[start EXTRACTED ENTRIES]
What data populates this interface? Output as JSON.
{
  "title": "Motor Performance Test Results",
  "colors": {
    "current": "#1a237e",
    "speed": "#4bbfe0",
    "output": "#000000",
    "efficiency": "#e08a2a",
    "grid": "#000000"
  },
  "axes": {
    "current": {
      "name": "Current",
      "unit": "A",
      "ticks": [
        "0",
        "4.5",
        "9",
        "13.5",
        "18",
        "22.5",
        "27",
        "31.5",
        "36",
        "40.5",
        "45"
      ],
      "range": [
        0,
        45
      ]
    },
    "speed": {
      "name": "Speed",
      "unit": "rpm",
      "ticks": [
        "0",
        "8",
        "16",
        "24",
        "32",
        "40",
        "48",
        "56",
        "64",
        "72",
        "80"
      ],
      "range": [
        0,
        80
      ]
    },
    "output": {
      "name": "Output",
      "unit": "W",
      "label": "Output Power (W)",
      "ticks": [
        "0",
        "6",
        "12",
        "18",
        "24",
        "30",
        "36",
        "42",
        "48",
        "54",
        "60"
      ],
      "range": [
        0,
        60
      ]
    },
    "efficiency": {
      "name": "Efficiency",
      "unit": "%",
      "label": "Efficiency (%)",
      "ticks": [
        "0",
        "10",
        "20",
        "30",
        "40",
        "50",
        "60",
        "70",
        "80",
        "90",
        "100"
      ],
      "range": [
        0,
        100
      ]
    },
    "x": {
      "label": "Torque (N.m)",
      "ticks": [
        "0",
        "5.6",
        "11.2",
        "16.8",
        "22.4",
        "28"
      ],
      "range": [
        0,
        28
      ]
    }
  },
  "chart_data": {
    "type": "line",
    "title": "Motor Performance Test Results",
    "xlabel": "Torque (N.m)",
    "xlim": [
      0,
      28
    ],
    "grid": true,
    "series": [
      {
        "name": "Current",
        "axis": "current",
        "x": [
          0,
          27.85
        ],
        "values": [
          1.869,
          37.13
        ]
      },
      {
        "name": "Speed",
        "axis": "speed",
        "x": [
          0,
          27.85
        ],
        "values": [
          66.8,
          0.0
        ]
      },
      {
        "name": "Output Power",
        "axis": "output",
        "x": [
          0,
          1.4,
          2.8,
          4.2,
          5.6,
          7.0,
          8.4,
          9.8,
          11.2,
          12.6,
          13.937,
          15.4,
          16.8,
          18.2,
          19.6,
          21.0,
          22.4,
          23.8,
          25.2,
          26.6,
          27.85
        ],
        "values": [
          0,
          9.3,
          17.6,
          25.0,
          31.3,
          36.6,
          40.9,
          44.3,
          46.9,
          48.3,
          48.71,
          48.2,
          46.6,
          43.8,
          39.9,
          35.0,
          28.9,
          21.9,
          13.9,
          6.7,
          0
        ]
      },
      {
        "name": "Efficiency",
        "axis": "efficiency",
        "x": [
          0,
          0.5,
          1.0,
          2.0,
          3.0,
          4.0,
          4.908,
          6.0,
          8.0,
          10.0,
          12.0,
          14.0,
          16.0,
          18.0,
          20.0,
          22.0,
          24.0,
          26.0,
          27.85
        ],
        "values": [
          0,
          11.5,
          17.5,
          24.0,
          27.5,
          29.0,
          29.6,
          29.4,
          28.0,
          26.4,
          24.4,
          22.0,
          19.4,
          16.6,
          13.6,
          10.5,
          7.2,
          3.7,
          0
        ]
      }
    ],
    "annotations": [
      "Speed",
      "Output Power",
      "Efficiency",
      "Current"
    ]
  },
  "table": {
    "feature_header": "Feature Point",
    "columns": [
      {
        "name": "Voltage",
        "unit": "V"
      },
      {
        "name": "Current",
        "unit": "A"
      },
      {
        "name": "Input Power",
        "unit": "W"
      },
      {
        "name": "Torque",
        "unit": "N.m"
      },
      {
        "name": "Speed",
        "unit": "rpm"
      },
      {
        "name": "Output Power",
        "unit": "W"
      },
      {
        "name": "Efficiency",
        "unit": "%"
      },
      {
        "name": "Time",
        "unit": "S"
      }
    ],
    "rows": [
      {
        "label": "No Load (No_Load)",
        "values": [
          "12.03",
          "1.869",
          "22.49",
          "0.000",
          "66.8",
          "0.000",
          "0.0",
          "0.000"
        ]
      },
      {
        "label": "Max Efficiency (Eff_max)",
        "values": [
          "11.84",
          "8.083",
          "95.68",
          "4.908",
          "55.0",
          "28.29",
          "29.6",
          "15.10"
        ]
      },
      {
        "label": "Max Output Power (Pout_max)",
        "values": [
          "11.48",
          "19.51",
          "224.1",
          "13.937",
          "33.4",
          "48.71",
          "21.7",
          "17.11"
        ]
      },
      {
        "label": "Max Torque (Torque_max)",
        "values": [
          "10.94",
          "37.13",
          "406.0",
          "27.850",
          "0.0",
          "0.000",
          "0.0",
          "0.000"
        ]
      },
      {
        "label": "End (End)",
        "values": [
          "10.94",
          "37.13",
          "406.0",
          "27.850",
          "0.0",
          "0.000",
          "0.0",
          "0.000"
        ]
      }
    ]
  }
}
[end EXTRACTED ENTRIES]
Using the listing above, reproduce each line without omission.

▶ _SOLVED PROBLEM_:
What data populates this interface? Output as JSON.
{
  "title": "Motor Performance Test Results",
  "colors": {
    "current": "#1a237e",
    "speed": "#4bbfe0",
    "output": "#000000",
    "efficiency": "#e08a2a",
    "grid": "#000000"
  },
  "axes": {
    "current": {
      "name": "Current",
      "unit": "A",
      "ticks": [
        "0",
        "4.5",
        "9",
        "13.5",
        "18",
        "22.5",
        "27",
        "31.5",
        "36",
        "40.5",
        "45"
      ],
      "range": [
        0,
        45
      ]
    },
    "speed": {
      "name": "Speed",
      "unit": "rpm",
      "ticks": [
        "0",
        "8",
        "16",
        "24",
        "32",
        "40",
        "48",
        "56",
        "64",
        "72",
        "80"
      ],
      "range": [
        0,
        80
      ]
    },
    "output": {
      "name": "Output",
      "unit": "W",
      "label": "Output Power (W)",
      "ticks": [
        "0",
        "6",
        "12",
        "18",
        "24",
        "30",
        "36",
        "42",
        "48",
        "54",
        "60"
      ],
      "range": [
        0,
        60
      ]
    },
    "efficiency": {
      "name": "Efficiency",
      "unit": "%",
      "label": "Efficiency (%)",
      "ticks": [
        "0",
        "10",
        "20",
        "30",
        "40",
        "50",
        "60",
        "70",
        "80",
        "90",
        "100"
      ],
      "range": [
        0,
        100
      ]
    },
    "x": {
      "label": "Torque (N.m)",
      "ticks": [
        "0",
        "5.6",
        "11.2",
        "16.8",
        "22.4",
        "28"
      ],
      "range": [
        0,
        28
      ]
    }
  },
  "chart_data": {
    "type": "line",
    "title": "Motor Performance Test Results",
    "xlabel": "Torque (N.m)",
    "xlim": [
      0,
      28
    ],
    "grid": true,
    "series": [
      {
        "name": "Current",
        "axis": "current",
        "x": [
          0,
          27.85
        ],
        "values": [
          1.869,
          37.13
        ]
      },
      {
        "name": "Speed",
        "axis": "speed",
        "x": [
          0,
          27.85
        ],
        "values": [
          66.8,
          0.0
        ]
      },
      {
        "name": "Output Power",
        "axis": "output",
        "x": [
          0,
          1.4,
          2.8,
          4.2,
          5.6,
          7.0,
          8.4,
          9.8,
          11.2,
          12.6,
          13.937,
          15.4,
          16.8,
          18.2,
          19.6,
          21.0,
          22.4,
          23.8,
          25.2,
          26.6,
          27.85
        ],
        "values": [
          0,
          9.3,
          17.6,
          25.0,
          31.3,
          36.6,
          40.9,
          44.3,
          46.9,
          48.3,
          48.71,
          48.2,
          46.6,
          43.8,
          39.9,
          35.0,
          28.9,
          21.9,
          13.9,
          6.7,
          0
        ]
      },
      {
        "name": "Efficiency",
        "axis": "efficiency",
        "x": [
          0,
          0.5,
          1.0,
          2.0,
          3.0,
          4.0,
          4.908,
          6.0,
          8.0,
          10.0,
          12.0,
          14.0,
          16.0,
          18.0,
          20.0,
          22.0,
          24.0,
          26.0,
          27.85
        ],
        "values": [
          0,
          11.5,
          17.5,
          24.0,
          27.5,
          29.0,
          29.6,
          29.4,
          28.0,
          26.4,
          24.4,
          22.0,
          19.4,
          16.6,
          13.6,
          10.5,
          7.2,
          3.7,
          0
        ]
      }
    ],
    "annotations": [
      "Speed",
      "Output Power",
      "Efficiency",
      "Current"
    ]
  },
  "table": {
    "feature_header": "Feature Point",
    "columns": [
      {
        "name": "Voltage",
        "unit": "V"
      },
      {
        "name": "Current",
        "unit": "A"
      },
      {
        "name": "Input Power",
        "unit": "W"
      },
      {
        "name": "Torque",
        "unit": "N.m"
      },
      {
        "name": "Speed",
        "unit": "rpm"
      },
      {
        "name": "Output Power",
        "unit": "W"
      },
      {
        "name": "Efficiency",
        "unit": "%"
      },
      {
        "name": "Time",
        "unit": "S"
      }
    ],
    "rows": [
      {
        "label": "No Load (No_Load)",
        "values": [
          "12.03",
          "1.869",
          "22.49",
          "0.000",
          "66.8",
          "0.000",
          "0.0",
          "0.000"
        ]
      },
      {
        "label": "Max Efficiency (Eff_max)",
        "values": [
          "11.84",
          "8.083",
          "95.68",
          "4.908",
          "55.0",
          "28.29",
          "29.6",
          "15.10"
        ]
      },
      {
        "label": "Max Output Power (Pout_max)",
        "values": [
          "11.48",
          "19.51",
          "224.1",
          "13.937",
          "33.4",
          "48.71",
          "21.7",
          "17.11"
        ]
      },
      {
        "label": "Max Torque (Torque_max)",
        "values": [
          "10.94",
          "37.13",
          "406.0",
          "27.850",
          "0.0",
          "0.000",
          "0.0",
          "0.000"
        ]
      },
      {
        "label": "End (End)",
        "values": [
          "10.94",
          "37.13",
          "406.0",
          "27.850",
          "0.0",
          "0.000",
          "0.0",
          "0.000"
        ]
      }
    ]
  }
}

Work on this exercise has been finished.